--- Begin Data shown ---
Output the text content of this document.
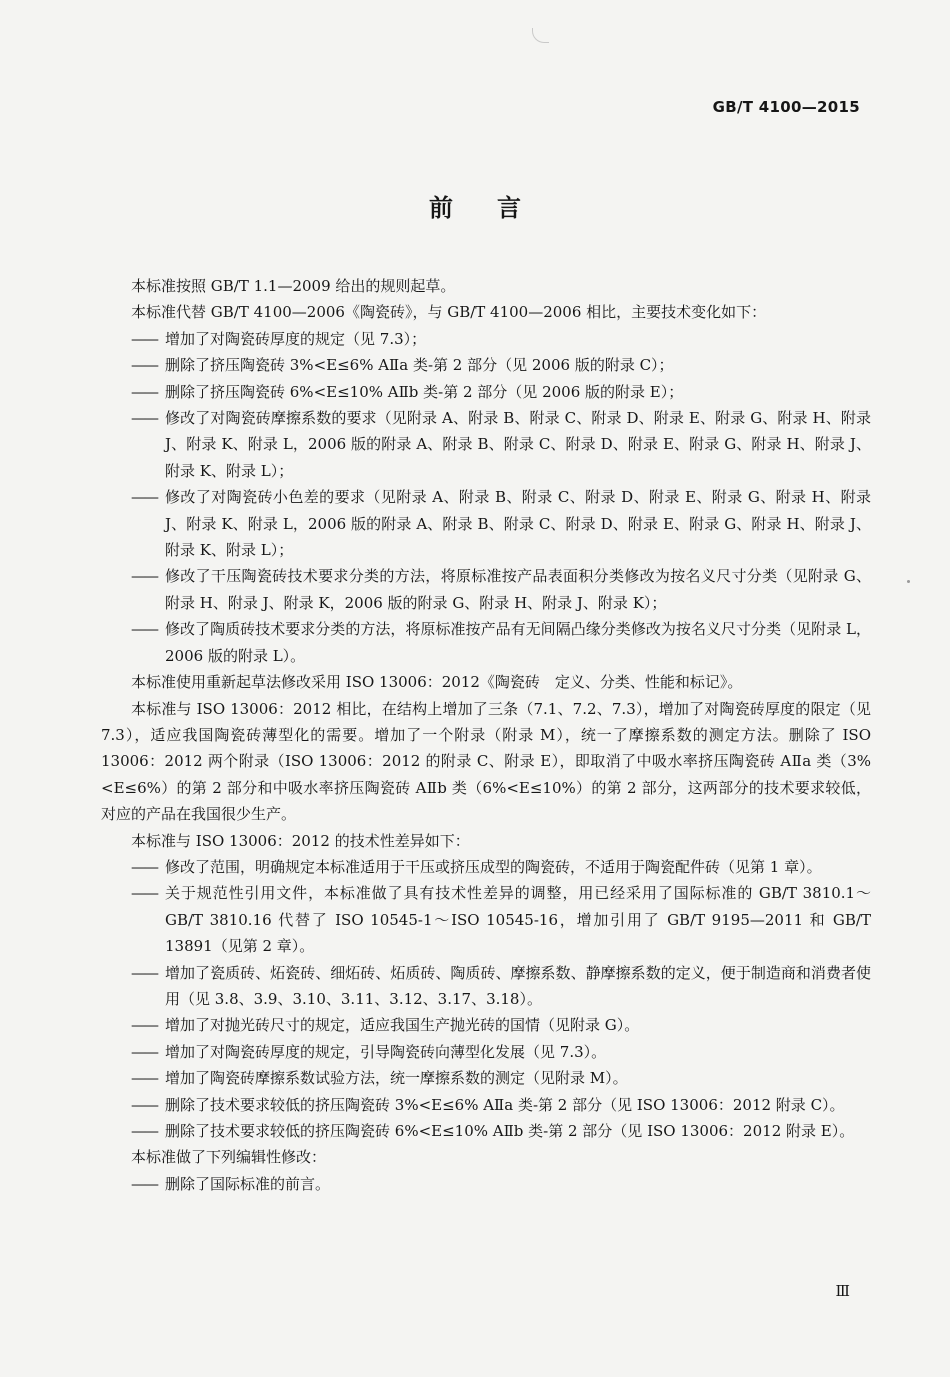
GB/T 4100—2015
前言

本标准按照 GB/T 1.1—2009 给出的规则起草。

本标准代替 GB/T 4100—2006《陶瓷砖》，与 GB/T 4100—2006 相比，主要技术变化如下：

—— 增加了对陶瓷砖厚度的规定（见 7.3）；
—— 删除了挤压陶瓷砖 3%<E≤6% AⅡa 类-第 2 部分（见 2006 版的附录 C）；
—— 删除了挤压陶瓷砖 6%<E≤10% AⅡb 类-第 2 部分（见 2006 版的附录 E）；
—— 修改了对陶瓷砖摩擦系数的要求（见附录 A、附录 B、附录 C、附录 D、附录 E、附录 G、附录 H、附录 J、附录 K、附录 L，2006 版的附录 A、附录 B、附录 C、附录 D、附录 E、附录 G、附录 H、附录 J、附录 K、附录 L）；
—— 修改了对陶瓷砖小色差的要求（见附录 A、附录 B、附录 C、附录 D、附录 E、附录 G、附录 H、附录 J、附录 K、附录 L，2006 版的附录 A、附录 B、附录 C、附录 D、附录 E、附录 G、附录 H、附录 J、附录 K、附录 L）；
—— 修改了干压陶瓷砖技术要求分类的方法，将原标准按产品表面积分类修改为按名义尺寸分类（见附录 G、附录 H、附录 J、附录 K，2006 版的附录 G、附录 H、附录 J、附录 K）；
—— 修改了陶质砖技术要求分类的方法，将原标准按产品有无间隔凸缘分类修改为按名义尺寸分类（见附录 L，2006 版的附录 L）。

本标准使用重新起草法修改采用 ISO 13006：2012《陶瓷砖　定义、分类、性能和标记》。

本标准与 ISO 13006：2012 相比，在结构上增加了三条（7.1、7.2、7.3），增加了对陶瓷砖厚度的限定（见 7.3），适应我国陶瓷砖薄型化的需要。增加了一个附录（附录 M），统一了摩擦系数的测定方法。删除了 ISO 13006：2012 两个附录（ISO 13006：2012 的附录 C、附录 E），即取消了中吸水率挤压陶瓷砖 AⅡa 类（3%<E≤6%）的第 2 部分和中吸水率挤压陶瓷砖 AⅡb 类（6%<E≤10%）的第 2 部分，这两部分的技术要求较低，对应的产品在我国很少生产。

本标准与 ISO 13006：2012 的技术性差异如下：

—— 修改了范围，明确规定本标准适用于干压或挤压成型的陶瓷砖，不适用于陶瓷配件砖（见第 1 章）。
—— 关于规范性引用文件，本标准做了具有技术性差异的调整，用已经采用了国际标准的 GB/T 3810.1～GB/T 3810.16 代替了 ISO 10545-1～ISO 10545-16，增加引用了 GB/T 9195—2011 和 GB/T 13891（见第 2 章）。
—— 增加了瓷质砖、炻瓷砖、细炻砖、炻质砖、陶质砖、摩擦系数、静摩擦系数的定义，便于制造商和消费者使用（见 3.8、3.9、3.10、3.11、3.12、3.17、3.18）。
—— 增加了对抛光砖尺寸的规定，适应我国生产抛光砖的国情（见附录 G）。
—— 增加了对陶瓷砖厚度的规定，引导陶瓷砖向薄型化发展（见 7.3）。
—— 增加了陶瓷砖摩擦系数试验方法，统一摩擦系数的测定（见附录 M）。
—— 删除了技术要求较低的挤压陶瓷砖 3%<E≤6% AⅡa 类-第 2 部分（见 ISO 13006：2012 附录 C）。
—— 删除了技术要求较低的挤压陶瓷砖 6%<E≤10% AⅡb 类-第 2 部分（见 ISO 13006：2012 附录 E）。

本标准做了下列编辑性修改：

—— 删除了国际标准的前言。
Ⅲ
--- End Data shown ---
* **Exercise goal**: Pictures are to be left out; all else in the entries above is to be quoted exactly.

* **Expected output**:
Output the text content of this document.
GB/T 4100—2015
前言

本标准按照 GB/T 1.1—2009 给出的规则起草。

本标准代替 GB/T 4100—2006《陶瓷砖》，与 GB/T 4100—2006 相比，主要技术变化如下：

—— 增加了对陶瓷砖厚度的规定（见 7.3）；
—— 删除了挤压陶瓷砖 3%<E≤6% AⅡa 类-第 2 部分（见 2006 版的附录 C）；
—— 删除了挤压陶瓷砖 6%<E≤10% AⅡb 类-第 2 部分（见 2006 版的附录 E）；
—— 修改了对陶瓷砖摩擦系数的要求（见附录 A、附录 B、附录 C、附录 D、附录 E、附录 G、附录 H、附录 J、附录 K、附录 L，2006 版的附录 A、附录 B、附录 C、附录 D、附录 E、附录 G、附录 H、附录 J、附录 K、附录 L）；
—— 修改了对陶瓷砖小色差的要求（见附录 A、附录 B、附录 C、附录 D、附录 E、附录 G、附录 H、附录 J、附录 K、附录 L，2006 版的附录 A、附录 B、附录 C、附录 D、附录 E、附录 G、附录 H、附录 J、附录 K、附录 L）；
—— 修改了干压陶瓷砖技术要求分类的方法，将原标准按产品表面积分类修改为按名义尺寸分类（见附录 G、附录 H、附录 J、附录 K，2006 版的附录 G、附录 H、附录 J、附录 K）；
—— 修改了陶质砖技术要求分类的方法，将原标准按产品有无间隔凸缘分类修改为按名义尺寸分类（见附录 L，2006 版的附录 L）。

本标准使用重新起草法修改采用 ISO 13006：2012《陶瓷砖　定义、分类、性能和标记》。

本标准与 ISO 13006：2012 相比，在结构上增加了三条（7.1、7.2、7.3），增加了对陶瓷砖厚度的限定（见 7.3），适应我国陶瓷砖薄型化的需要。增加了一个附录（附录 M），统一了摩擦系数的测定方法。删除了 ISO 13006：2012 两个附录（ISO 13006：2012 的附录 C、附录 E），即取消了中吸水率挤压陶瓷砖 AⅡa 类（3%<E≤6%）的第 2 部分和中吸水率挤压陶瓷砖 AⅡb 类（6%<E≤10%）的第 2 部分，这两部分的技术要求较低，对应的产品在我国很少生产。

本标准与 ISO 13006：2012 的技术性差异如下：

—— 修改了范围，明确规定本标准适用于干压或挤压成型的陶瓷砖，不适用于陶瓷配件砖（见第 1 章）。
—— 关于规范性引用文件，本标准做了具有技术性差异的调整，用已经采用了国际标准的 GB/T 3810.1～GB/T 3810.16 代替了 ISO 10545-1～ISO 10545-16，增加引用了 GB/T 9195—2011 和 GB/T 13891（见第 2 章）。
—— 增加了瓷质砖、炻瓷砖、细炻砖、炻质砖、陶质砖、摩擦系数、静摩擦系数的定义，便于制造商和消费者使用（见 3.8、3.9、3.10、3.11、3.12、3.17、3.18）。
—— 增加了对抛光砖尺寸的规定，适应我国生产抛光砖的国情（见附录 G）。
—— 增加了对陶瓷砖厚度的规定，引导陶瓷砖向薄型化发展（见 7.3）。
—— 增加了陶瓷砖摩擦系数试验方法，统一摩擦系数的测定（见附录 M）。
—— 删除了技术要求较低的挤压陶瓷砖 3%<E≤6% AⅡa 类-第 2 部分（见 ISO 13006：2012 附录 C）。
—— 删除了技术要求较低的挤压陶瓷砖 6%<E≤10% AⅡb 类-第 2 部分（见 ISO 13006：2012 附录 E）。

本标准做了下列编辑性修改：

—— 删除了国际标准的前言。
Ⅲ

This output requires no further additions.